■ Listed entries
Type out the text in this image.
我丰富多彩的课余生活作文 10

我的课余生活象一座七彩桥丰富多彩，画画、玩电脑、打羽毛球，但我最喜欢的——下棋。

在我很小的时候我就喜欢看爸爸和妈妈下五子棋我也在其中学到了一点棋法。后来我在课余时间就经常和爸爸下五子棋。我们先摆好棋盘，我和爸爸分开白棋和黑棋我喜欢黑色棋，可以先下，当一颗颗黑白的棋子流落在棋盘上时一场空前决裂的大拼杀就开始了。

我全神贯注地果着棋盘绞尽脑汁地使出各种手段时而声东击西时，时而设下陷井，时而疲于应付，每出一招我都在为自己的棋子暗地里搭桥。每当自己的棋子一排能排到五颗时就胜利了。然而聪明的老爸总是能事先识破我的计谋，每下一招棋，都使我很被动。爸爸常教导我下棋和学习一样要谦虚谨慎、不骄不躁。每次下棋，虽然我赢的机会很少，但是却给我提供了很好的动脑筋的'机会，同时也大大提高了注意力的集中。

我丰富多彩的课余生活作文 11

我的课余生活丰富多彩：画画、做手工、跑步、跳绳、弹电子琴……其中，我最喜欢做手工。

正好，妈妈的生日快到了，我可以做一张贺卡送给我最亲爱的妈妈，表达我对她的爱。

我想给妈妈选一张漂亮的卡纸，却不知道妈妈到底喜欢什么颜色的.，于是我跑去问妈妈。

■ Task requirements
Copy out the whole listing exactly.

■ Task output
Type out the text in this image.
我丰富多彩的课余生活作文 10

我的课余生活象一座七彩桥丰富多彩，画画、玩电脑、打羽毛球，但我最喜欢的——下棋。

在我很小的时候我就喜欢看爸爸和妈妈下五子棋我也在其中学到了一点棋法。后来我在课余时间就经常和爸爸下五子棋。我们先摆好棋盘，我和爸爸分开白棋和黑棋我喜欢黑色棋，可以先下，当一颗颗黑白的棋子流落在棋盘上时一场空前决裂的大拼杀就开始了。

我全神贯注地果着棋盘绞尽脑汁地使出各种手段时而声东击西时，时而设下陷井，时而疲于应付，每出一招我都在为自己的棋子暗地里搭桥。每当自己的棋子一排能排到五颗时就胜利了。然而聪明的老爸总是能事先识破我的计谋，每下一招棋，都使我很被动。爸爸常教导我下棋和学习一样要谦虚谨慎、不骄不躁。每次下棋，虽然我赢的机会很少，但是却给我提供了很好的动脑筋的'机会，同时也大大提高了注意力的集中。

我丰富多彩的课余生活作文 11

我的课余生活丰富多彩：画画、做手工、跑步、跳绳、弹电子琴……其中，我最喜欢做手工。

正好，妈妈的生日快到了，我可以做一张贺卡送给我最亲爱的妈妈，表达我对她的爱。

我想给妈妈选一张漂亮的卡纸，却不知道妈妈到底喜欢什么颜色的.，于是我跑去问妈妈。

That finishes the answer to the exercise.